[INSTRUCTION]: Reproduce every entry below precisely; do not include the pictures.
++++++
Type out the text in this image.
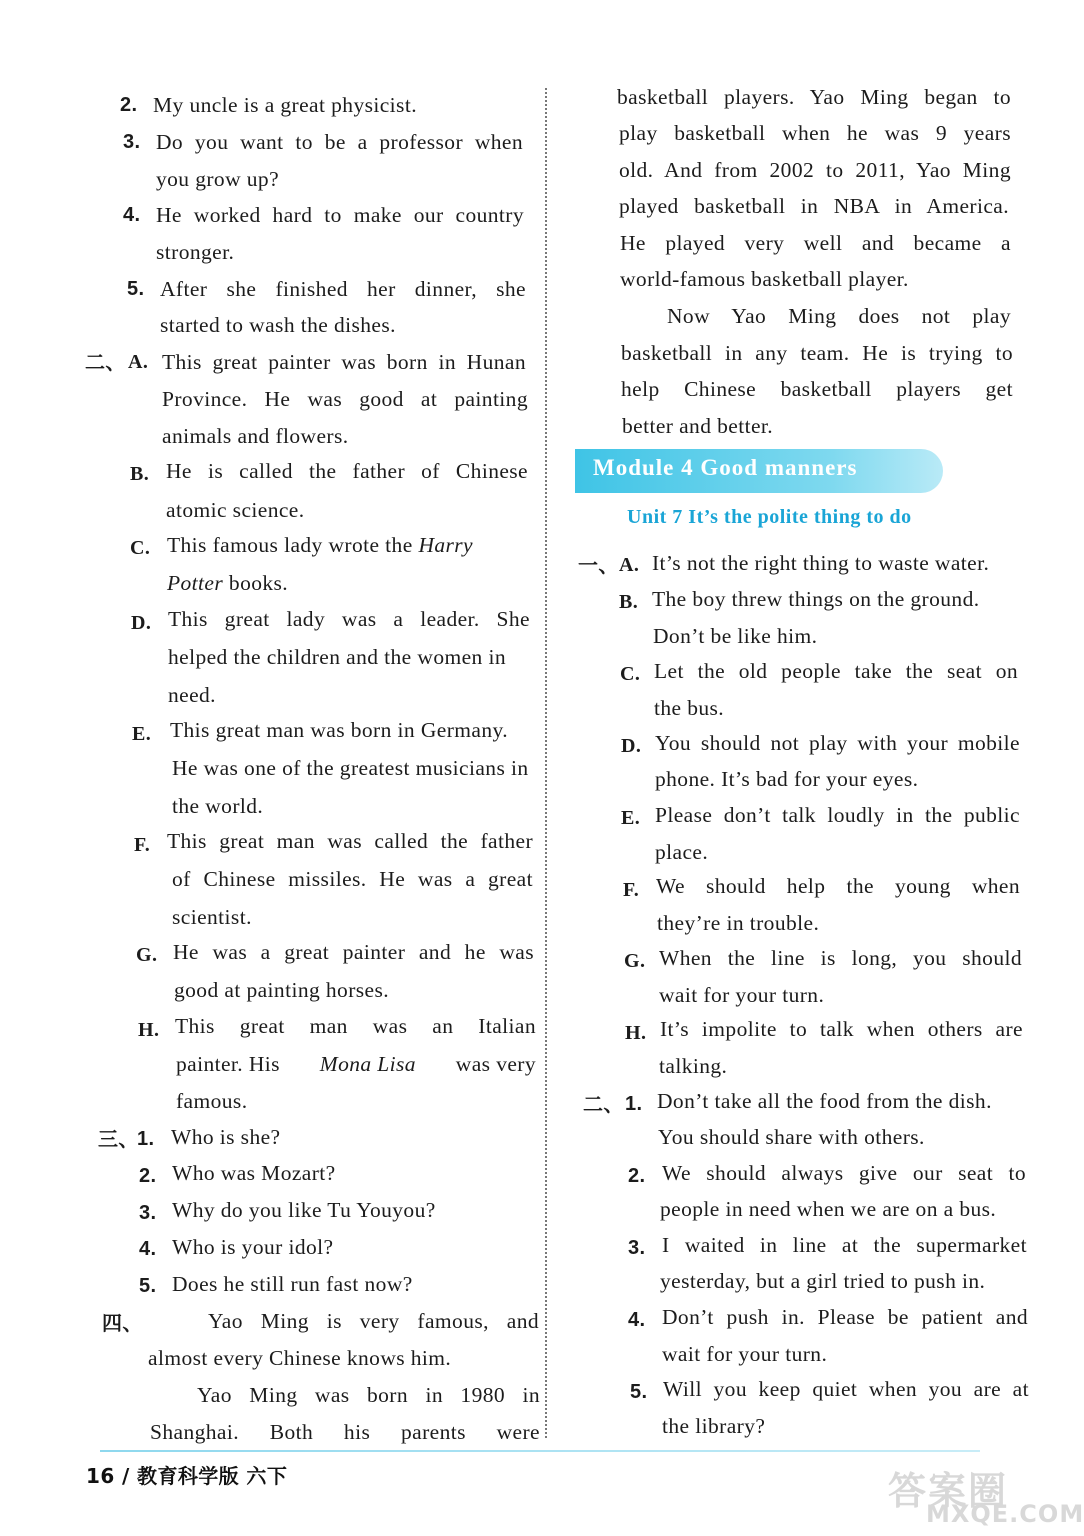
2. My uncle is a great physicist.
3. Do you want to be a professor when
you grow up?
4. He worked hard to make our country
stronger.
5. After she finished her dinner, she
started to wash the dishes.
二、 A. This great painter was born in Hunan
Province. He was good at painting
animals and flowers.
B. He is called the father of Chinese
atomic science.
C. This famous lady wrote the Harry
Potter books.
D. This great lady was a leader. She
helped the children and the women in
need.
E. This great man was born in Germany.
He was one of the greatest musicians in
the world.
F. This great man was called the father
of Chinese missiles. He was a great
scientist.
G. He was a great painter and he was
good at painting horses.
H. This great man was an Italian
painter. His Mona Lisa was very
famous.
三、
1. Who is she?
2. Who was Mozart?
3. Why do you like Tu Youyou?
4. Who is your idol?
5. Does he still run fast now?
四、	Yao Ming is very famous, and
almost every Chinese knows him.
Yao Ming was born in 1980 in
Shanghai. Both his parents were
basketball players. Yao Ming began to
play basketball when he was 9 years
old. And from 2002 to 2011, Yao Ming
played basketball in NBA in America.
He played very well and became a
world-famous basketball player.
Now Yao Ming does not play
basketball in any team. He is trying to
help Chinese basketball players get
better and better.
Module 4 Good manners
Unit 7 It’s the polite thing to do
一、 A. It’s not the right thing to waste water.
B. The boy threw things on the ground.
Don’t be like him.
C. Let the old people take the seat on
the bus.
D. You should not play with your mobile
phone. It’s bad for your eyes.
E. Please don’t talk loudly in the public
place.
F. We should help the young when
they’re in trouble.
G. When the line is long, you should
wait for your turn.
H. It’s impolite to talk when others are
talking.
二、 1. Don’t take all the food from the dish.
You should share with others.
2. We should always give our seat to
people in need when we are on a bus.
3. I waited in line at the supermarket
yesterday, but a girl tried to push in.
4. Don’t push in. Please be patient and
wait for your turn.
5. Will you keep quiet when you are at
the library?
16 / 教育科学版 六下	答案圈
MXQE.COM
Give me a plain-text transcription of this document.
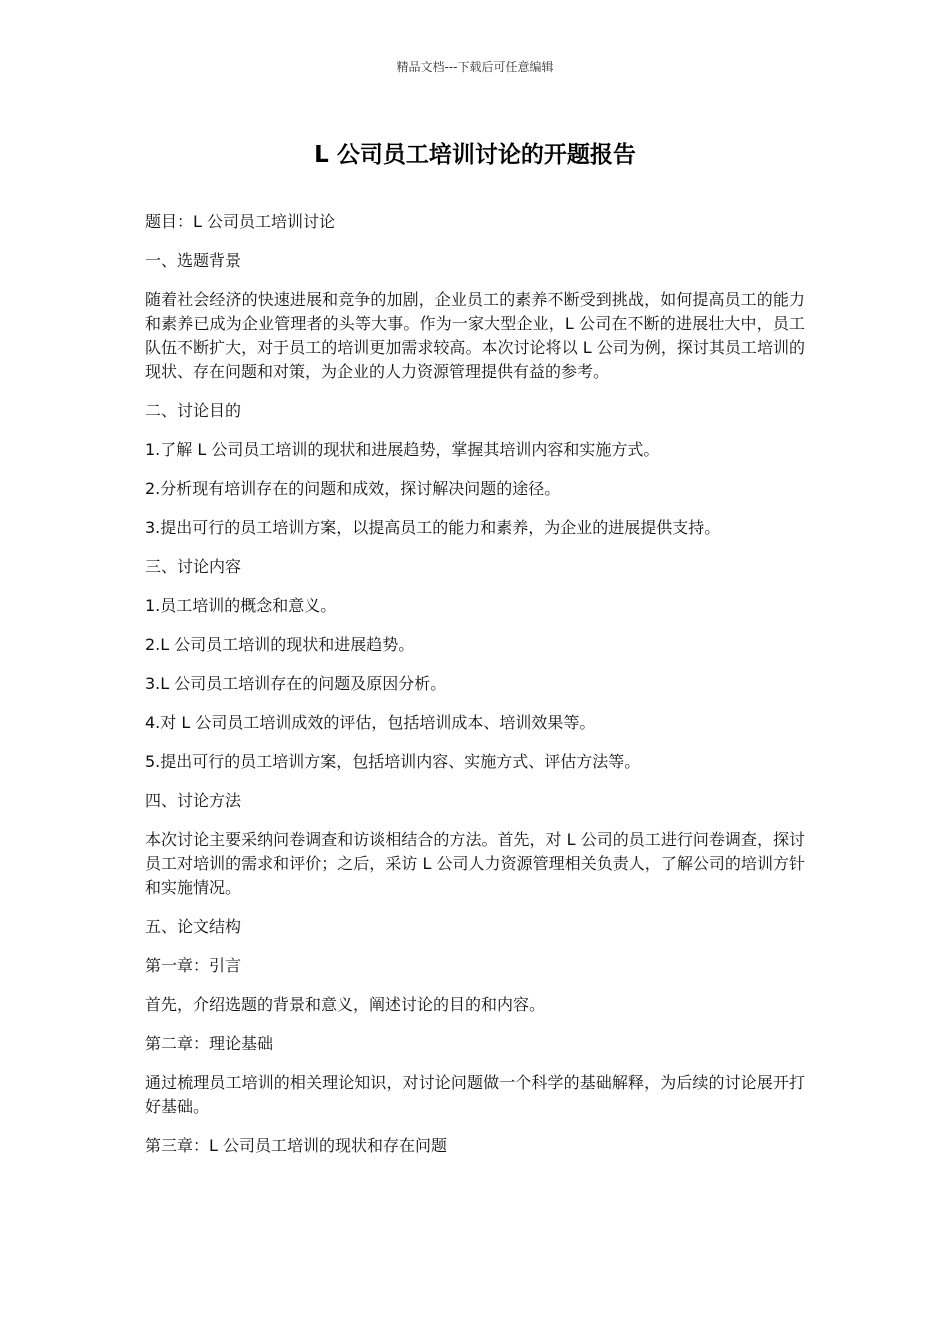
精品文档---下载后可任意编辑
L 公司员工培训讨论的开题报告

题目：L 公司员工培训讨论

一、选题背景

随着社会经济的快速进展和竞争的加剧，企业员工的素养不断受到挑战，如何提高员工的能力和素养已成为企业管理者的头等大事。作为一家大型企业，L 公司在不断的进展壮大中，员工队伍不断扩大，对于员工的培训更加需求较高。本次讨论将以 L 公司为例，探讨其员工培训的现状、存在问题和对策，为企业的人力资源管理提供有益的参考。

二、讨论目的

1.了解 L 公司员工培训的现状和进展趋势，掌握其培训内容和实施方式。

2.分析现有培训存在的问题和成效，探讨解决问题的途径。

3.提出可行的员工培训方案，以提高员工的能力和素养，为企业的进展提供支持。

三、讨论内容

1.员工培训的概念和意义。

2.L 公司员工培训的现状和进展趋势。

3.L 公司员工培训存在的问题及原因分析。

4.对 L 公司员工培训成效的评估，包括培训成本、培训效果等。

5.提出可行的员工培训方案，包括培训内容、实施方式、评估方法等。

四、讨论方法

本次讨论主要采纳问卷调查和访谈相结合的方法。首先，对 L 公司的员工进行问卷调查，探讨员工对培训的需求和评价；之后，采访 L 公司人力资源管理相关负责人，了解公司的培训方针和实施情况。

五、论文结构

第一章：引言

首先，介绍选题的背景和意义，阐述讨论的目的和内容。

第二章：理论基础

通过梳理员工培训的相关理论知识，对讨论问题做一个科学的基础解释，为后续的讨论展开打好基础。

第三章：L 公司员工培训的现状和存在问题
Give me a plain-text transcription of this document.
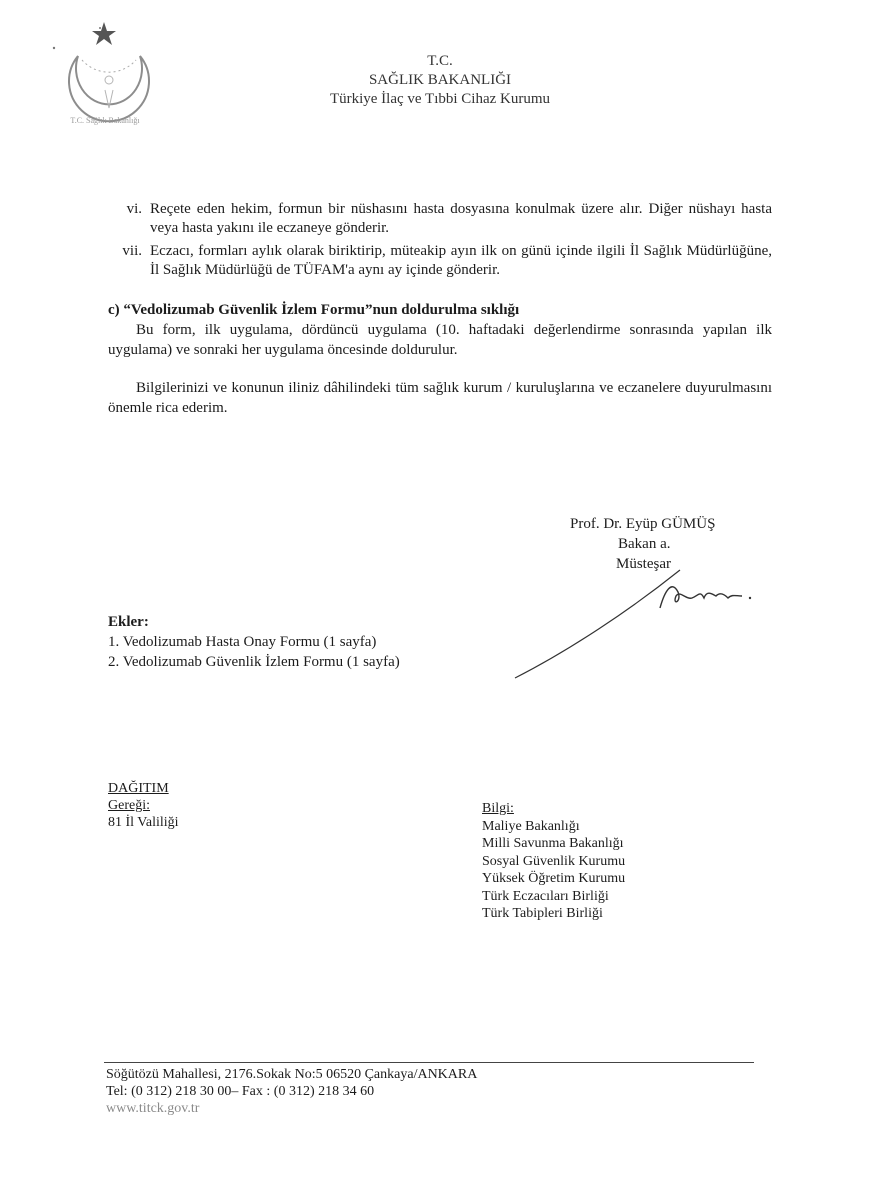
T.C. Sağlık Bakanlığı
T.C.
SAĞLIK BAKANLIĞI
Türkiye İlaç ve Tıbbi Cihaz Kurumu
vi. Reçete eden hekim, formun bir nüshasını hasta dosyasına konulmak üzere alır. Diğer nüshayı hasta veya hasta yakını ile eczaneye gönderir.
vii. Eczacı, formları aylık olarak biriktirip, müteakip ayın ilk on günü içinde ilgili İl Sağlık Müdürlüğüne, İl Sağlık Müdürlüğü de TÜFAM'a aynı ay içinde gönderir.
c) “Vedolizumab Güvenlik İzlem Formu”nun doldurulma sıklığı
Bu form, ilk uygulama, dördüncü uygulama (10. haftadaki değerlendirme sonrasında yapılan ilk uygulama) ve sonraki her uygulama öncesinde doldurulur.
Bilgilerinizi ve konunun iliniz dâhilindeki tüm sağlık kurum / kuruluşlarına ve eczanelere duyurulmasını önemle rica ederim.
Prof. Dr. Eyüp GÜMÜŞ
Bakan a.
Müsteşar
Ekler:
1. Vedolizumab Hasta Onay Formu (1 sayfa)
2. Vedolizumab Güvenlik İzlem Formu (1 sayfa)
DAĞITIM
Gereği:
81 İl Valiliği
Bilgi:
Maliye Bakanlığı
Milli Savunma Bakanlığı
Sosyal Güvenlik Kurumu
Yüksek Öğretim Kurumu
Türk Eczacıları Birliği
Türk Tabipleri Birliği
Söğütözü Mahallesi, 2176.Sokak No:5 06520 Çankaya/ANKARA
Tel: (0 312) 218 30 00– Fax : (0 312) 218 34 60
www.titck.gov.tr
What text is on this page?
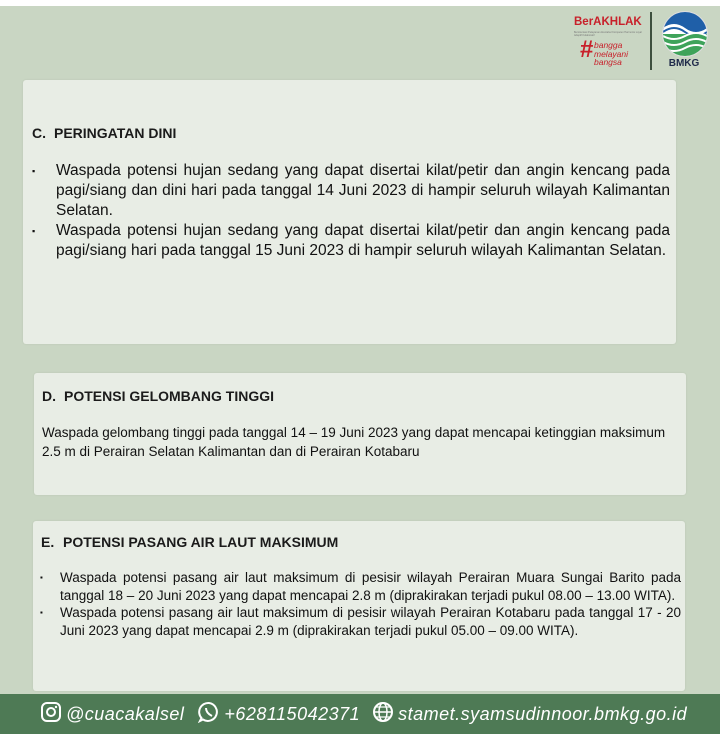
BerAKHLAK
Berorientasi Pelayanan Akuntabel Kompeten Harmonis Loyal Adaptif Kolaboratif
# bangga
melayani
bangsa	BMKG
C. PERINGATAN DINI
▪ Waspada potensi hujan sedang yang dapat disertai kilat/petir dan angin kencang pada pagi/siang dan dini hari pada tanggal 14 Juni 2023 di hampir seluruh wilayah Kalimantan Selatan.
▪ Waspada potensi hujan sedang yang dapat disertai kilat/petir dan angin kencang pada pagi/siang hari pada tanggal 15 Juni 2023 di hampir seluruh wilayah Kalimantan Selatan.
D. POTENSI GELOMBANG TINGGI
Waspada gelombang tinggi pada tanggal 14 – 19 Juni 2023 yang dapat mencapai ketinggian maksimum 2.5 m di Perairan Selatan Kalimantan dan di Perairan Kotabaru
E. POTENSI PASANG AIR LAUT MAKSIMUM
▪ Waspada potensi pasang air laut maksimum di pesisir wilayah Perairan Muara Sungai Barito pada tanggal 18 – 20 Juni 2023 yang dapat mencapai 2.8 m (diprakirakan terjadi pukul 08.00 – 13.00 WITA).
▪ Waspada potensi pasang air laut maksimum di pesisir wilayah Perairan Kotabaru pada tanggal 17 - 20 Juni 2023 yang dapat mencapai 2.9 m (diprakirakan terjadi pukul 05.00 – 09.00 WITA).
@cuacakalsel +628115042371 stamet.syamsudinnoor.bmkg.go.id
++++++
[WRITTEN RESPONSE]:
Type out the text in this image.
2. My uncle is a great physicist.
3. Do you want to be a professor when
you grow up?
4. He worked hard to make our country
stronger.
5. After she finished her dinner, she
started to wash the dishes.
二、 A. This great painter was born in Hunan
Province. He was good at painting
animals and flowers.
B. He is called the father of Chinese
atomic science.
C. This famous lady wrote the Harry
Potter books.
D. This great lady was a leader. She
helped the children and the women in
need.
E. This great man was born in Germany.
He was one of the greatest musicians in
the world.
F. This great man was called the father
of Chinese missiles. He was a great
scientist.
G. He was a great painter and he was
good at painting horses.
H. This great man was an Italian
painter. His Mona Lisa was very
famous.
三、
1. Who is she?
2. Who was Mozart?
3. Why do you like Tu Youyou?
4. Who is your idol?
5. Does he still run fast now?
四、	Yao Ming is very famous, and
almost every Chinese knows him.
Yao Ming was born in 1980 in
Shanghai. Both his parents were
basketball players. Yao Ming began to
play basketball when he was 9 years
old. And from 2002 to 2011, Yao Ming
played basketball in NBA in America.
He played very well and became a
world-famous basketball player.
Now Yao Ming does not play
basketball in any team. He is trying to
help Chinese basketball players get
better and better.
Module 4 Good manners
Unit 7 It’s the polite thing to do
一、 A. It’s not the right thing to waste water.
B. The boy threw things on the ground.
Don’t be like him.
C. Let the old people take the seat on
the bus.
D. You should not play with your mobile
phone. It’s bad for your eyes.
E. Please don’t talk loudly in the public
place.
F. We should help the young when
they’re in trouble.
G. When the line is long, you should
wait for your turn.
H. It’s impolite to talk when others are
talking.
二、 1. Don’t take all the food from the dish.
You should share with others.
2. We should always give our seat to
people in need when we are on a bus.
3. I waited in line at the supermarket
yesterday, but a girl tried to push in.
4. Don’t push in. Please be patient and
wait for your turn.
5. Will you keep quiet when you are at
the library?
16 / 教育科学版 六下	答案圈
MXQE.COM
Give me a plain-text transcription of this document.
精品文档---下载后可任意编辑
L 公司员工培训讨论的开题报告

题目：L 公司员工培训讨论

一、选题背景

随着社会经济的快速进展和竞争的加剧，企业员工的素养不断受到挑战，如何提高员工的能力和素养已成为企业管理者的头等大事。作为一家大型企业，L 公司在不断的进展壮大中，员工队伍不断扩大，对于员工的培训更加需求较高。本次讨论将以 L 公司为例，探讨其员工培训的现状、存在问题和对策，为企业的人力资源管理提供有益的参考。

二、讨论目的

1.了解 L 公司员工培训的现状和进展趋势，掌握其培训内容和实施方式。

2.分析现有培训存在的问题和成效，探讨解决问题的途径。

3.提出可行的员工培训方案，以提高员工的能力和素养，为企业的进展提供支持。

三、讨论内容

1.员工培训的概念和意义。

2.L 公司员工培训的现状和进展趋势。

3.L 公司员工培训存在的问题及原因分析。

4.对 L 公司员工培训成效的评估，包括培训成本、培训效果等。

5.提出可行的员工培训方案，包括培训内容、实施方式、评估方法等。

四、讨论方法

本次讨论主要采纳问卷调查和访谈相结合的方法。首先，对 L 公司的员工进行问卷调查，探讨员工对培训的需求和评价；之后，采访 L 公司人力资源管理相关负责人，了解公司的培训方针和实施情况。

五、论文结构

第一章：引言

首先，介绍选题的背景和意义，阐述讨论的目的和内容。

第二章：理论基础

通过梳理员工培训的相关理论知识，对讨论问题做一个科学的基础解释，为后续的讨论展开打好基础。

第三章：L 公司员工培训的现状和存在问题
Give me a plain-text transcription of this document.
T.C. Sağlık Bakanlığı
T.C.
SAĞLIK BAKANLIĞI
Türkiye İlaç ve Tıbbi Cihaz Kurumu
vi. Reçete eden hekim, formun bir nüshasını hasta dosyasına konulmak üzere alır. Diğer nüshayı hasta veya hasta yakını ile eczaneye gönderir.
vii. Eczacı, formları aylık olarak biriktirip, müteakip ayın ilk on günü içinde ilgili İl Sağlık Müdürlüğüne, İl Sağlık Müdürlüğü de TÜFAM'a aynı ay içinde gönderir.
c) “Vedolizumab Güvenlik İzlem Formu”nun doldurulma sıklığı
Bu form, ilk uygulama, dördüncü uygulama (10. haftadaki değerlendirme sonrasında yapılan ilk uygulama) ve sonraki her uygulama öncesinde doldurulur.
Bilgilerinizi ve konunun iliniz dâhilindeki tüm sağlık kurum / kuruluşlarına ve eczanelere duyurulmasını önemle rica ederim.
Prof. Dr. Eyüp GÜMÜŞ
Bakan a.
Müsteşar
Ekler:
1. Vedolizumab Hasta Onay Formu (1 sayfa)
2. Vedolizumab Güvenlik İzlem Formu (1 sayfa)
DAĞITIM
Gereği:
81 İl Valiliği
Bilgi:
Maliye Bakanlığı
Milli Savunma Bakanlığı
Sosyal Güvenlik Kurumu
Yüksek Öğretim Kurumu
Türk Eczacıları Birliği
Türk Tabipleri Birliği
Söğütözü Mahallesi, 2176.Sokak No:5 06520 Çankaya/ANKARA
Tel: (0 312) 218 30 00– Fax : (0 312) 218 34 60
www.titck.gov.tr
What text is on this page?
BerAKHLAK
Berorientasi Pelayanan Akuntabel Kompeten Harmonis Loyal Adaptif Kolaboratif
# bangga
melayani
bangsa	BMKG
C. PERINGATAN DINI
▪ Waspada potensi hujan sedang yang dapat disertai kilat/petir dan angin kencang pada pagi/siang dan dini hari pada tanggal 14 Juni 2023 di hampir seluruh wilayah Kalimantan Selatan.
▪ Waspada potensi hujan sedang yang dapat disertai kilat/petir dan angin kencang pada pagi/siang hari pada tanggal 15 Juni 2023 di hampir seluruh wilayah Kalimantan Selatan.
D. POTENSI GELOMBANG TINGGI
Waspada gelombang tinggi pada tanggal 14 – 19 Juni 2023 yang dapat mencapai ketinggian maksimum 2.5 m di Perairan Selatan Kalimantan dan di Perairan Kotabaru
E. POTENSI PASANG AIR LAUT MAKSIMUM
▪ Waspada potensi pasang air laut maksimum di pesisir wilayah Perairan Muara Sungai Barito pada tanggal 18 – 20 Juni 2023 yang dapat mencapai 2.8 m (diprakirakan terjadi pukul 08.00 – 13.00 WITA).
▪ Waspada potensi pasang air laut maksimum di pesisir wilayah Perairan Kotabaru pada tanggal 17 - 20 Juni 2023 yang dapat mencapai 2.9 m (diprakirakan terjadi pukul 05.00 – 09.00 WITA).
@cuacakalsel +628115042371 stamet.syamsudinnoor.bmkg.go.id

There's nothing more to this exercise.